begin Text
I've been trying to figure out how to use Watson Knowledge Studio for couple weeks now. I've been working with cooking recipes to keep data simple and easy to annotate. My goal would be to be able to submit a recipe as an unstructured text and get a structured response with the recipe name, ingredients, cooking devices, budget, diet, etc.
It's actually doing ok so far, except for the recipe name.
So my question is how to teach the model how to identify this very specific part (recipe name) since it's almost always different?
Any advice welcome :)
end Text
### Exercises
1. Transcribe the stretch of the Watson Knowledge Studio post from "I've been trying" through "advice welcome :)".
2. Go on with the forum post about teaching Watson Knowledge Studio to pick out recipe names, starting right after its last sentence.
begin Provided material
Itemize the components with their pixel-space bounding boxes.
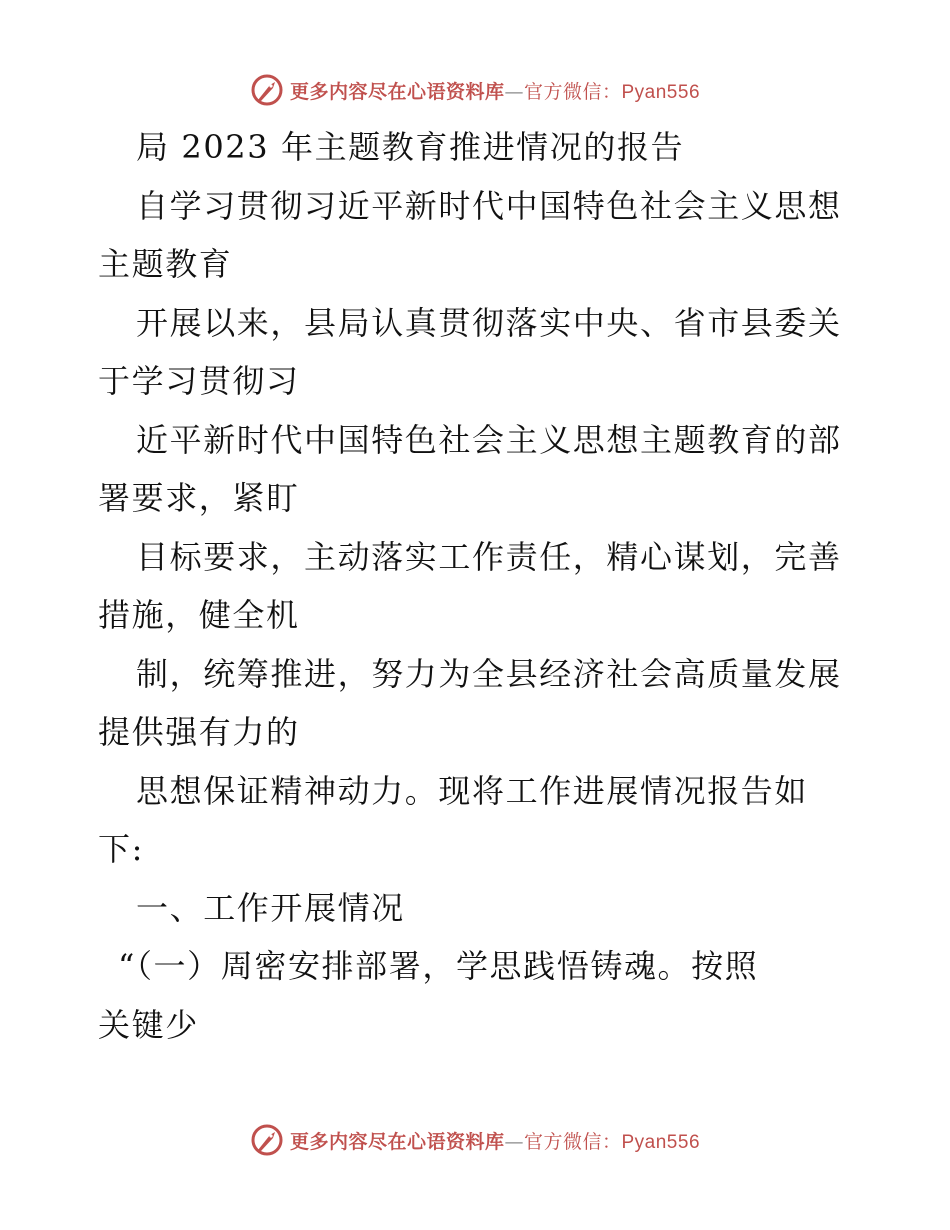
end Provided material
### Written answers
1.
I've been trying to figure out how to use Watson Knowledge Studio for couple weeks now. I've been working with cooking recipes to keep data simple and easy to annotate. My goal would be to be able to submit a recipe as an unstructured text and get a structured response with the recipe name, ingredients, cooking devices, budget, diet, etc.
It's actually doing ok so far, except for the recipe name.
So my question is how to teach the model how to identify this very specific part (recipe name) since it's almost always different?
Any advice welcome :)

2.
In the "Annotator Component" of the Watson Knowledge studio, you have a component called Machine learning. Create a corpus of few representative documents and complete human annotation. You can use this set as training set for the machine learning component and see the statistics of the evaluation and fine tune the model. The process works like this:
Create type system (you can create custom dictionaries for auto annotate the documents) --> Create a document corpus of representative documents --> Human Annotate the documents (entities, relations & conferences) --> Submit the annotations--> Approve the annotations --> Create machine learning annotator --> select the document corpus --> Build Training Set, Test Set and Blind Set (or you can use the system proposed distribution) --> Train & Evaluate --> Check statistics --> Create a snapshot the version --> Deploy the version with your AlchemyAPI key --> Your model will be created.
Try the model with new documents and see how it performs and you can repeat the process to fine tune it.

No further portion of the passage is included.